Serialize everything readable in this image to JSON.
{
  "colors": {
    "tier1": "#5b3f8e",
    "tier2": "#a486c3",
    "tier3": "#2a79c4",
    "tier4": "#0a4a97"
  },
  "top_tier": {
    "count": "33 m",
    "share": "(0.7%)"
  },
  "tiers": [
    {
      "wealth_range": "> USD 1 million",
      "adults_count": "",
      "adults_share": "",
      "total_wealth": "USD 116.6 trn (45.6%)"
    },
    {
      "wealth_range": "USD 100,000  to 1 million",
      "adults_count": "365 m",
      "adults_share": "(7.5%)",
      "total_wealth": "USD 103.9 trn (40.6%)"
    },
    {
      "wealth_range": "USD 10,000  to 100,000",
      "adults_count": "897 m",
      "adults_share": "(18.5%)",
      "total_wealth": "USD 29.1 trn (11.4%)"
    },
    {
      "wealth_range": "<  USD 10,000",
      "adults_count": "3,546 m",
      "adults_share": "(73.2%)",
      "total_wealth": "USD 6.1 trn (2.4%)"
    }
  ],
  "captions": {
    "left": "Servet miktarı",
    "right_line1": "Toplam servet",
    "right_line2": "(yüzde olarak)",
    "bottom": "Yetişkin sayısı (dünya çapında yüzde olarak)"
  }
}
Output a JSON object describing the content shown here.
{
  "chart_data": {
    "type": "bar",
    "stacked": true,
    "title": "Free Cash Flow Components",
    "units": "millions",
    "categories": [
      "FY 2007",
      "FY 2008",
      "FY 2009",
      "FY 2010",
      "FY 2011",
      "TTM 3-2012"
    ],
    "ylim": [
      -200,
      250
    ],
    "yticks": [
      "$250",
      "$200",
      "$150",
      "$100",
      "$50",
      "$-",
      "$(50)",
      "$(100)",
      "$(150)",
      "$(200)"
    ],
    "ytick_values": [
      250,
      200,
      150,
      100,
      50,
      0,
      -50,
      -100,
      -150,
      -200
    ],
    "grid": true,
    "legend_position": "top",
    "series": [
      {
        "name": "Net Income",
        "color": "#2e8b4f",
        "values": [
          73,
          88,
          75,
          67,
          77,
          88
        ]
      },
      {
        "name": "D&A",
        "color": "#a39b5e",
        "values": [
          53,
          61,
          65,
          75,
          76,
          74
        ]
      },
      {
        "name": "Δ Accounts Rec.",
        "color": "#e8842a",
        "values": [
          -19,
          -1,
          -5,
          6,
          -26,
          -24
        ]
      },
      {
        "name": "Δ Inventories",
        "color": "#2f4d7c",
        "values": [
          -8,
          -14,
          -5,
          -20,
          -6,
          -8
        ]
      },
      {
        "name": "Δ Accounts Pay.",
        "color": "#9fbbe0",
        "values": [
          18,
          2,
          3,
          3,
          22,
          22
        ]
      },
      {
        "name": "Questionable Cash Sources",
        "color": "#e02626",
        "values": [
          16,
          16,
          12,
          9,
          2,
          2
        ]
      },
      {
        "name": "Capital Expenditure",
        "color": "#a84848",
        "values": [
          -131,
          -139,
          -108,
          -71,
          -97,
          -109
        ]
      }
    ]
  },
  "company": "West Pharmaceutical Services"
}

============

[What the task asks]
State the count of lines holding the string "Cash" in the listing above, and nothing else.

[Full answer]
2